> GIVEN EXERCISE
Write out the data below line for line, reproducing every character unchanged.

> RECORDS FOR THE EXERCISE
● ● ●

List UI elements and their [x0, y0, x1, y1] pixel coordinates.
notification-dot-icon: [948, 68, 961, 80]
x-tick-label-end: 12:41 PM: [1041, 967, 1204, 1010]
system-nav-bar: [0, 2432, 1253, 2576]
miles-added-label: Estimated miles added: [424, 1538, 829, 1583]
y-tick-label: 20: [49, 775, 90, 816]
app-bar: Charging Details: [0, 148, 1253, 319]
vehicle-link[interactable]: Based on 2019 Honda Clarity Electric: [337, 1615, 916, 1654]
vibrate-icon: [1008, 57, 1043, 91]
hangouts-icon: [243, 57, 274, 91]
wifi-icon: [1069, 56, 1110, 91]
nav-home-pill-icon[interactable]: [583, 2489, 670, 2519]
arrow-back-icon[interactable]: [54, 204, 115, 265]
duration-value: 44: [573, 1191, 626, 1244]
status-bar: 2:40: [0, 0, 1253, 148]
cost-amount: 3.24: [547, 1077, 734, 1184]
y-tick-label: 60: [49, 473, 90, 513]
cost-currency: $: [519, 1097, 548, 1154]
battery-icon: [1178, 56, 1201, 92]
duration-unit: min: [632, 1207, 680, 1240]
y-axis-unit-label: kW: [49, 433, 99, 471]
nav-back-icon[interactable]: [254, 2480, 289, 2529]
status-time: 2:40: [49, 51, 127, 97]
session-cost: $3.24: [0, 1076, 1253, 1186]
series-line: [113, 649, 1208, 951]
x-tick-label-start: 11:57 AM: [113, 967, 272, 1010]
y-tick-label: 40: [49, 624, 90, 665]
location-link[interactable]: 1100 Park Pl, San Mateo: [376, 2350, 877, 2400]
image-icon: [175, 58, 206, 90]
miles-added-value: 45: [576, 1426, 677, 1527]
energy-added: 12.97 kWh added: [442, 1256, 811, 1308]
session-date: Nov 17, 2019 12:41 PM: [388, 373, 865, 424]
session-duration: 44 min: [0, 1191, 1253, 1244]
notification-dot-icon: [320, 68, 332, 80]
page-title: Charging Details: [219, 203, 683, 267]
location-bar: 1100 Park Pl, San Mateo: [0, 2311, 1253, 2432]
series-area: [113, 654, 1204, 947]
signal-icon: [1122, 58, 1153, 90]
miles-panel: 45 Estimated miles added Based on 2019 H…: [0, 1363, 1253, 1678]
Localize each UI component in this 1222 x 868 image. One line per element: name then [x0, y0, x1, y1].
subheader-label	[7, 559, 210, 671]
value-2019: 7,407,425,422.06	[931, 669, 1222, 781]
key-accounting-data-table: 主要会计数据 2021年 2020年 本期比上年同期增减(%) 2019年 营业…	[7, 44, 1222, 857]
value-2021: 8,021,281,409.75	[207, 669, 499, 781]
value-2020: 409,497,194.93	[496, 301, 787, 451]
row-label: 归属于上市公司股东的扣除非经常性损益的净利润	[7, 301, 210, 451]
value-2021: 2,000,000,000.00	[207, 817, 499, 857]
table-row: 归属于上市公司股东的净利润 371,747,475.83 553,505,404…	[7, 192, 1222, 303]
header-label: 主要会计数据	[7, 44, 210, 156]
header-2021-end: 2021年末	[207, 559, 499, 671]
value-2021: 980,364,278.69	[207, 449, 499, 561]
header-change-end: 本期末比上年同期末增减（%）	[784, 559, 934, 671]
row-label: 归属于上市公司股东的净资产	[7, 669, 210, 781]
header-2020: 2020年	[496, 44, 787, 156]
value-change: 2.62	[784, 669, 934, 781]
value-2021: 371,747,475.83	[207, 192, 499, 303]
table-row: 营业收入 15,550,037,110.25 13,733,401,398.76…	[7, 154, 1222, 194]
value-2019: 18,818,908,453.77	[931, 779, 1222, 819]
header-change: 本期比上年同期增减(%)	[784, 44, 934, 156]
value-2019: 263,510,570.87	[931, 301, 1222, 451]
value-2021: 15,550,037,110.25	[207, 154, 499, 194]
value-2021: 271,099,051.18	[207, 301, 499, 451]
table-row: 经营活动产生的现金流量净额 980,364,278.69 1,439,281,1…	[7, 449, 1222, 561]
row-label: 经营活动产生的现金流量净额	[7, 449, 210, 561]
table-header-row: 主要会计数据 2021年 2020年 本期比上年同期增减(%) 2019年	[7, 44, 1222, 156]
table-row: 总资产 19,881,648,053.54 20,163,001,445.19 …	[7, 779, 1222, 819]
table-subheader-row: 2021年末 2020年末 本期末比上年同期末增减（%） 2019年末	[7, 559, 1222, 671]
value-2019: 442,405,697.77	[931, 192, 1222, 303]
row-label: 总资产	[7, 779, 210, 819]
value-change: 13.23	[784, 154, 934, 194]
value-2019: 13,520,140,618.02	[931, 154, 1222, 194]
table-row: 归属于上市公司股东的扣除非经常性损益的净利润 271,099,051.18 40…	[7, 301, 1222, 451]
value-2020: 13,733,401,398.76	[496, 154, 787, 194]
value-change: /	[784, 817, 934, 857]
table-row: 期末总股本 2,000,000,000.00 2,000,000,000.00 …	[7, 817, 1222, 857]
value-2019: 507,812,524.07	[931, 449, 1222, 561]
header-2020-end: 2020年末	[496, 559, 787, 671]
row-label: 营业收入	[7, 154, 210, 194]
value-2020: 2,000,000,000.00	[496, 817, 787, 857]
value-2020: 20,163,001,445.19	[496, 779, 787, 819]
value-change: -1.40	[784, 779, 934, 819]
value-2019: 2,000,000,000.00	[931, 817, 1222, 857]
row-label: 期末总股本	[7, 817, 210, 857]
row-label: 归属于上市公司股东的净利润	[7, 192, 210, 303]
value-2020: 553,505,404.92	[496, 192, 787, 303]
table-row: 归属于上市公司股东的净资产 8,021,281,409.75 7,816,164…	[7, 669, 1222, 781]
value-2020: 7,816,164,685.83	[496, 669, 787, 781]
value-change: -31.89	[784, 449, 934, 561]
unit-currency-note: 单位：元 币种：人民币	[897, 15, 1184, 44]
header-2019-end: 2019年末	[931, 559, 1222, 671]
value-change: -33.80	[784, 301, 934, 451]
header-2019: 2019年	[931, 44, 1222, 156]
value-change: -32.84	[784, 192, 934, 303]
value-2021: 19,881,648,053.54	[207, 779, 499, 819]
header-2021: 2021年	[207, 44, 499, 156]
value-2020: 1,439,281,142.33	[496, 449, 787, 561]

● ● ●

> WRITTEN RESPONSE
List UI elements and their [x0, y0, x1, y1] pixel coordinates.
notification-dot-icon: [948, 68, 961, 80]
x-tick-label-end: 12:41 PM: [1041, 967, 1204, 1010]
system-nav-bar: [0, 2432, 1253, 2576]
miles-added-label: Estimated miles added: [424, 1538, 829, 1583]
y-tick-label: 20: [49, 775, 90, 816]
app-bar: Charging Details: [0, 148, 1253, 319]
vehicle-link[interactable]: Based on 2019 Honda Clarity Electric: [337, 1615, 916, 1654]
vibrate-icon: [1008, 57, 1043, 91]
hangouts-icon: [243, 57, 274, 91]
wifi-icon: [1069, 56, 1110, 91]
nav-home-pill-icon[interactable]: [583, 2489, 670, 2519]
arrow-back-icon[interactable]: [54, 204, 115, 265]
duration-value: 44: [573, 1191, 626, 1244]
status-bar: 2:40: [0, 0, 1253, 148]
cost-amount: 3.24: [547, 1077, 734, 1184]
y-tick-label: 60: [49, 473, 90, 513]
cost-currency: $: [519, 1097, 548, 1154]
battery-icon: [1178, 56, 1201, 92]
duration-unit: min: [632, 1207, 680, 1240]
y-axis-unit-label: kW: [49, 433, 99, 471]
nav-back-icon[interactable]: [254, 2480, 289, 2529]
status-time: 2:40: [49, 51, 127, 97]
session-cost: $3.24: [0, 1076, 1253, 1186]
series-line: [113, 649, 1208, 951]
x-tick-label-start: 11:57 AM: [113, 967, 272, 1010]
y-tick-label: 40: [49, 624, 90, 665]
location-link[interactable]: 1100 Park Pl, San Mateo: [376, 2350, 877, 2400]
image-icon: [175, 58, 206, 90]
miles-added-value: 45: [576, 1426, 677, 1527]
energy-added: 12.97 kWh added: [442, 1256, 811, 1308]
session-date: Nov 17, 2019 12:41 PM: [388, 373, 865, 424]
session-duration: 44 min: [0, 1191, 1253, 1244]
notification-dot-icon: [320, 68, 332, 80]
page-title: Charging Details: [219, 203, 683, 267]
location-bar: 1100 Park Pl, San Mateo: [0, 2311, 1253, 2432]
series-area: [113, 654, 1204, 947]
signal-icon: [1122, 58, 1153, 90]
miles-panel: 45 Estimated miles added Based on 2019 H…: [0, 1363, 1253, 1678]
Localize each UI component in this 1222 x 868 image. One line per element: name then [x0, y0, x1, y1].
subheader-label	[7, 559, 210, 671]
value-2019: 7,407,425,422.06	[931, 669, 1222, 781]
key-accounting-data-table: 主要会计数据 2021年 2020年 本期比上年同期增减(%) 2019年 营业…	[7, 44, 1222, 857]
value-2021: 8,021,281,409.75	[207, 669, 499, 781]
value-2020: 409,497,194.93	[496, 301, 787, 451]
row-label: 归属于上市公司股东的扣除非经常性损益的净利润	[7, 301, 210, 451]
value-2021: 2,000,000,000.00	[207, 817, 499, 857]
table-row: 归属于上市公司股东的净利润 371,747,475.83 553,505,404…	[7, 192, 1222, 303]
header-label: 主要会计数据	[7, 44, 210, 156]
header-2021-end: 2021年末	[207, 559, 499, 671]
value-2021: 980,364,278.69	[207, 449, 499, 561]
header-change-end: 本期末比上年同期末增减（%）	[784, 559, 934, 671]
row-label: 归属于上市公司股东的净资产	[7, 669, 210, 781]
header-2020: 2020年	[496, 44, 787, 156]
value-change: 2.62	[784, 669, 934, 781]
value-2021: 371,747,475.83	[207, 192, 499, 303]
table-row: 营业收入 15,550,037,110.25 13,733,401,398.76…	[7, 154, 1222, 194]
value-2019: 18,818,908,453.77	[931, 779, 1222, 819]
header-change: 本期比上年同期增减(%)	[784, 44, 934, 156]
value-2019: 263,510,570.87	[931, 301, 1222, 451]
value-2021: 15,550,037,110.25	[207, 154, 499, 194]
value-2021: 271,099,051.18	[207, 301, 499, 451]
table-row: 经营活动产生的现金流量净额 980,364,278.69 1,439,281,1…	[7, 449, 1222, 561]
row-label: 经营活动产生的现金流量净额	[7, 449, 210, 561]
table-header-row: 主要会计数据 2021年 2020年 本期比上年同期增减(%) 2019年	[7, 44, 1222, 156]
table-row: 总资产 19,881,648,053.54 20,163,001,445.19 …	[7, 779, 1222, 819]
table-subheader-row: 2021年末 2020年末 本期末比上年同期末增减（%） 2019年末	[7, 559, 1222, 671]
value-2019: 442,405,697.77	[931, 192, 1222, 303]
row-label: 总资产	[7, 779, 210, 819]
value-change: 13.23	[784, 154, 934, 194]
value-2019: 13,520,140,618.02	[931, 154, 1222, 194]
table-row: 归属于上市公司股东的扣除非经常性损益的净利润 271,099,051.18 40…	[7, 301, 1222, 451]
value-2020: 13,733,401,398.76	[496, 154, 787, 194]
value-change: /	[784, 817, 934, 857]
table-row: 期末总股本 2,000,000,000.00 2,000,000,000.00 …	[7, 817, 1222, 857]
value-2019: 507,812,524.07	[931, 449, 1222, 561]
header-2020-end: 2020年末	[496, 559, 787, 671]
row-label: 营业收入	[7, 154, 210, 194]
value-2020: 2,000,000,000.00	[496, 817, 787, 857]
value-2020: 20,163,001,445.19	[496, 779, 787, 819]
value-change: -1.40	[784, 779, 934, 819]
value-2019: 2,000,000,000.00	[931, 817, 1222, 857]
row-label: 期末总股本	[7, 817, 210, 857]
row-label: 归属于上市公司股东的净利润	[7, 192, 210, 303]
value-2020: 553,505,404.92	[496, 192, 787, 303]
table-row: 归属于上市公司股东的净资产 8,021,281,409.75 7,816,164…	[7, 669, 1222, 781]
value-2020: 7,816,164,685.83	[496, 669, 787, 781]
value-change: -31.89	[784, 449, 934, 561]
unit-currency-note: 单位：元 币种：人民币	[897, 15, 1184, 44]
header-2019-end: 2019年末	[931, 559, 1222, 671]
value-change: -33.80	[784, 301, 934, 451]
header-2019: 2019年	[931, 44, 1222, 156]
value-change: -32.84	[784, 192, 934, 303]
value-2021: 19,881,648,053.54	[207, 779, 499, 819]
header-2021: 2021年	[207, 44, 499, 156]
value-2020: 1,439,281,142.33	[496, 449, 787, 561]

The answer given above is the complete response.